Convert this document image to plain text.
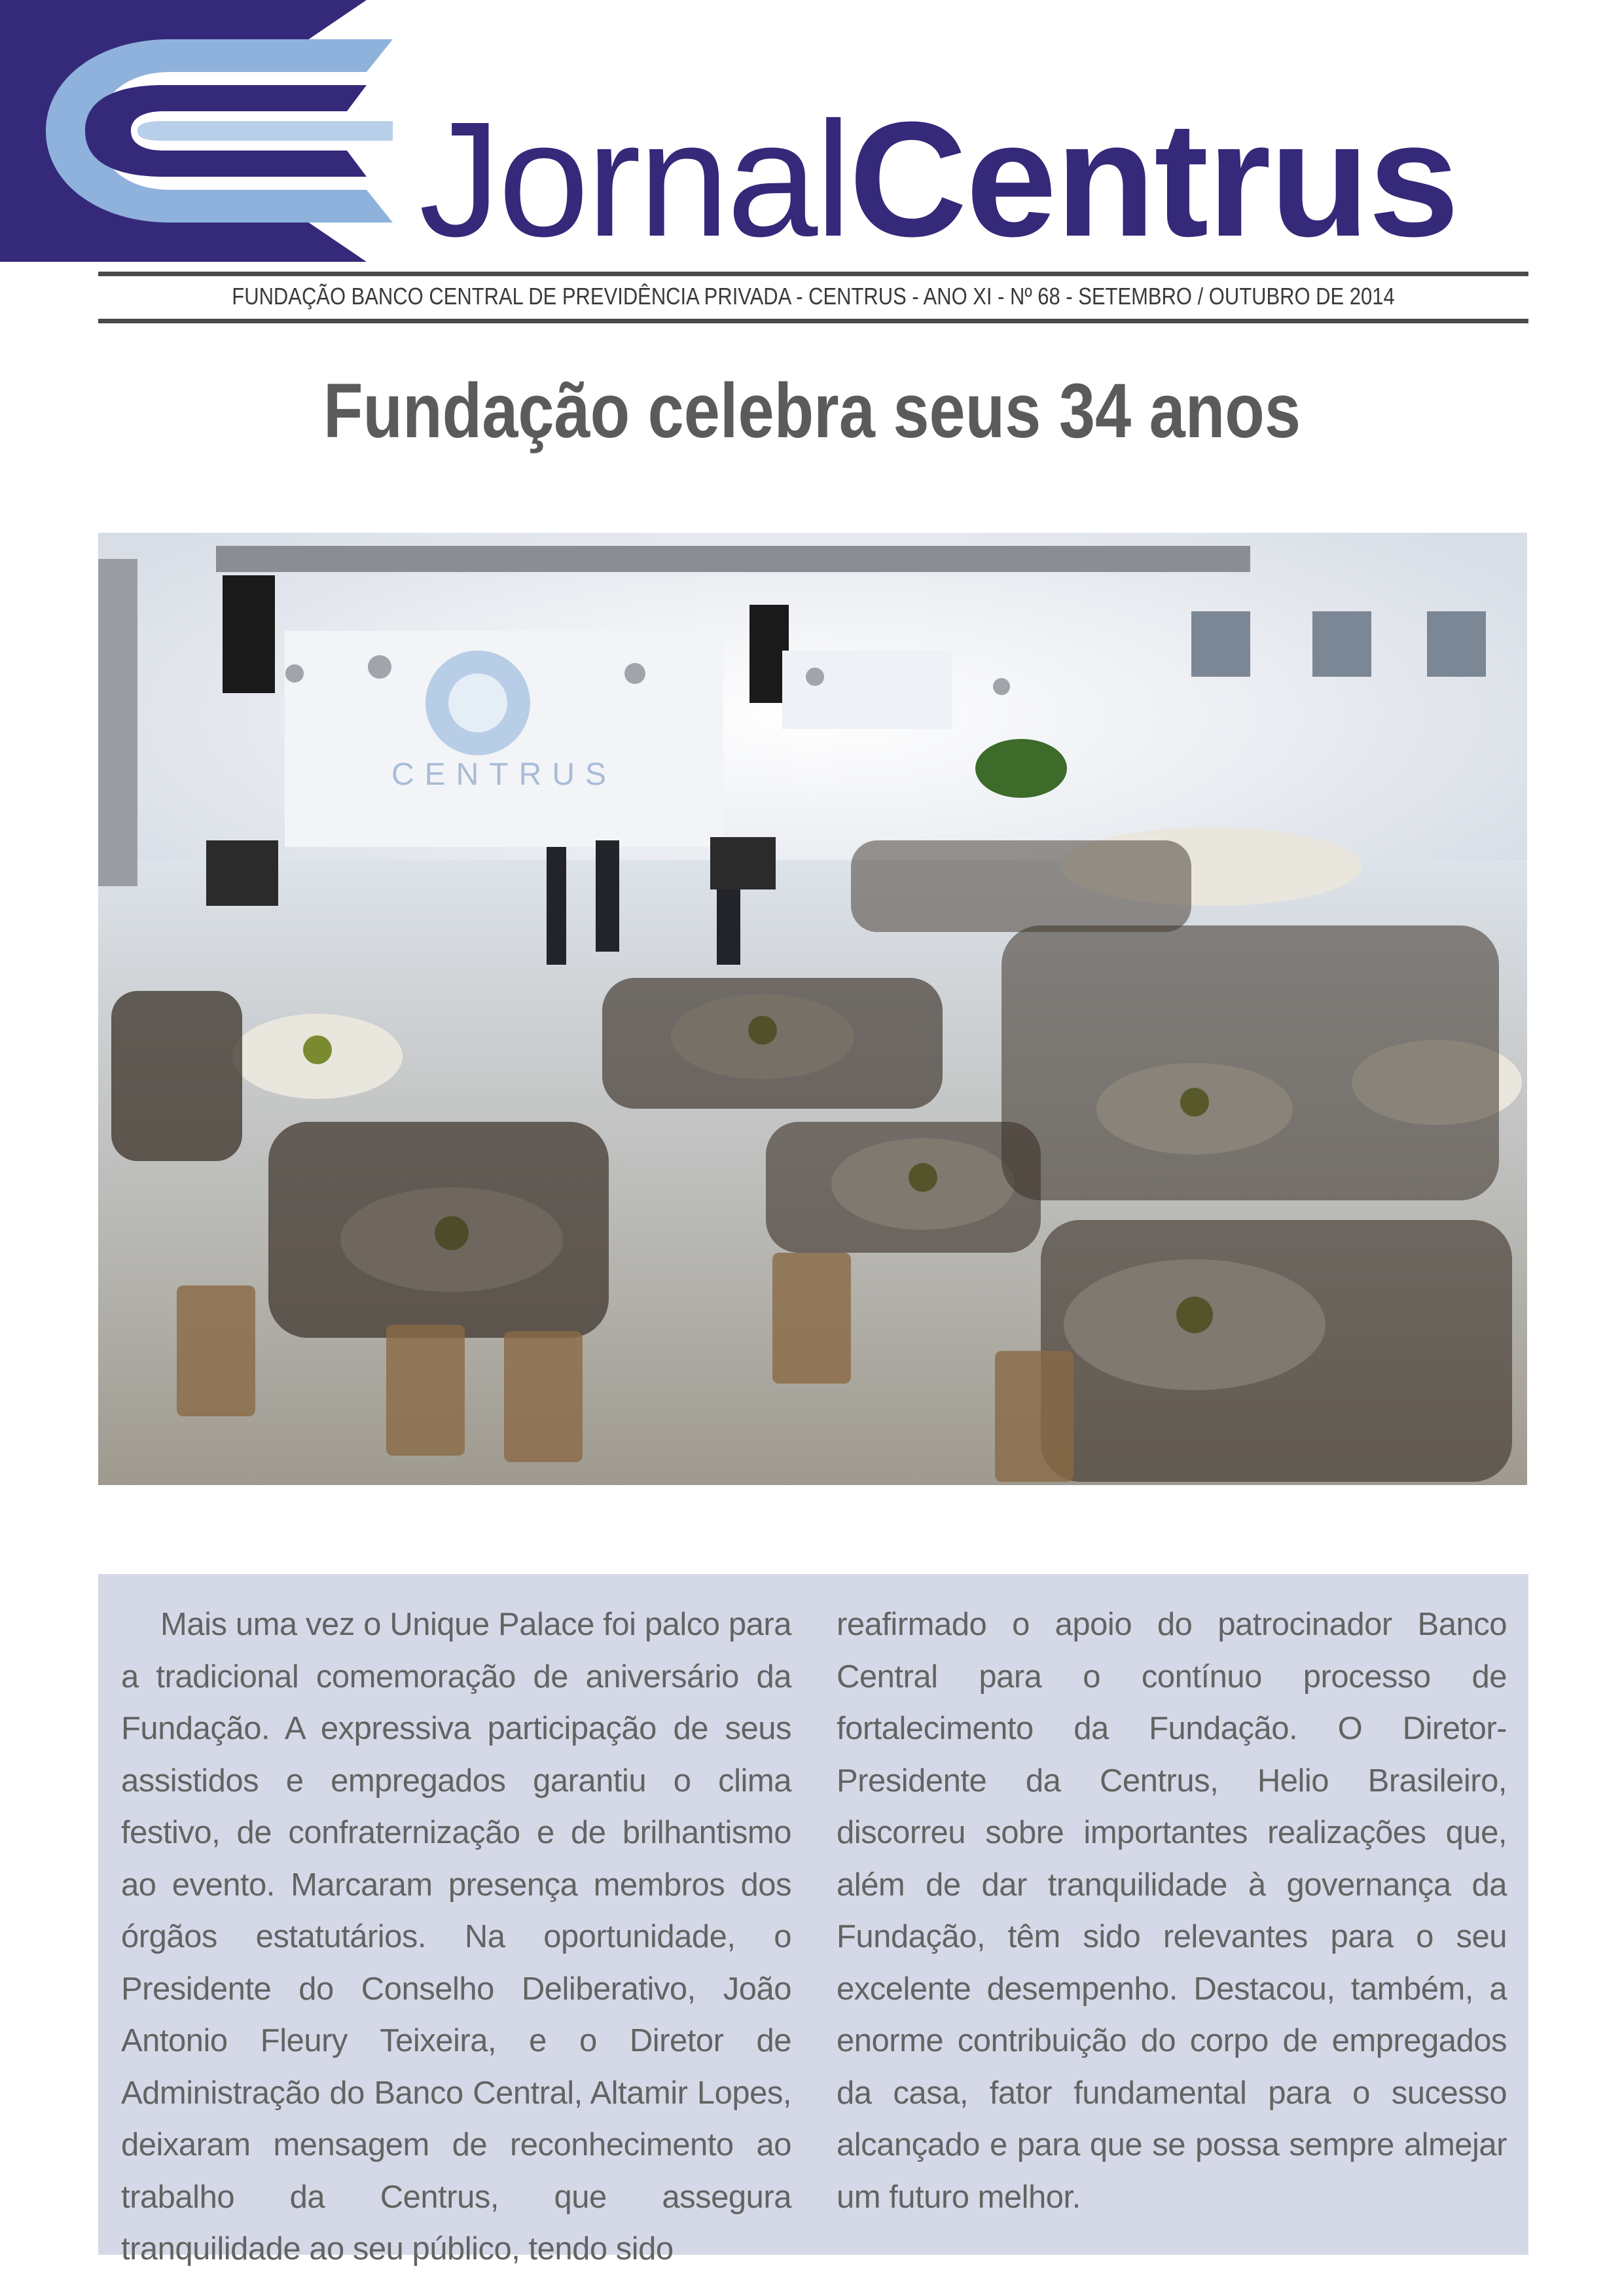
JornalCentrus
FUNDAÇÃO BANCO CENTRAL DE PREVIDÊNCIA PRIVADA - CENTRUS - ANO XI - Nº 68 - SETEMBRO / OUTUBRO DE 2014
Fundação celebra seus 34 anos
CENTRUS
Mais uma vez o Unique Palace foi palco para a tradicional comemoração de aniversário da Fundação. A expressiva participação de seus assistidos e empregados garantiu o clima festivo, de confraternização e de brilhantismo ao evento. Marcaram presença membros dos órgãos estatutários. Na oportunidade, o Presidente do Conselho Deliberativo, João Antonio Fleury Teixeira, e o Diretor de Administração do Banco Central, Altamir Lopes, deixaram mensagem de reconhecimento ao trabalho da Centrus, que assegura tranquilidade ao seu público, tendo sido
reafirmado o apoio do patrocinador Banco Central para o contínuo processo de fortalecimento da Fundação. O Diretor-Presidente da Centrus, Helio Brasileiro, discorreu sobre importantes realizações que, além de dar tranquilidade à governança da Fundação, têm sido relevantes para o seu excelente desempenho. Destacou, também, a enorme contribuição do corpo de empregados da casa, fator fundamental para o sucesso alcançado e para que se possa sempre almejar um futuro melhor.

━━━

* _Aim of the exercise_
Exact duplication of all the records is required; pictures are omitted from the copy.

* _Result for this exercise_
Convert this document image to plain text.
JornalCentrus
FUNDAÇÃO BANCO CENTRAL DE PREVIDÊNCIA PRIVADA - CENTRUS - ANO XI - Nº 68 - SETEMBRO / OUTUBRO DE 2014
Fundação celebra seus 34 anos
CENTRUS
Mais uma vez o Unique Palace foi palco para a tradicional comemoração de aniversário da Fundação. A expressiva participação de seus assistidos e empregados garantiu o clima festivo, de confraternização e de brilhantismo ao evento. Marcaram presença membros dos órgãos estatutários. Na oportunidade, o Presidente do Conselho Deliberativo, João Antonio Fleury Teixeira, e o Diretor de Administração do Banco Central, Altamir Lopes, deixaram mensagem de reconhecimento ao trabalho da Centrus, que assegura tranquilidade ao seu público, tendo sido
reafirmado o apoio do patrocinador Banco Central para o contínuo processo de fortalecimento da Fundação. O Diretor-Presidente da Centrus, Helio Brasileiro, discorreu sobre importantes realizações que, além de dar tranquilidade à governança da Fundação, têm sido relevantes para o seu excelente desempenho. Destacou, também, a enorme contribuição do corpo de empregados da casa, fator fundamental para o sucesso alcançado e para que se possa sempre almejar um futuro melhor.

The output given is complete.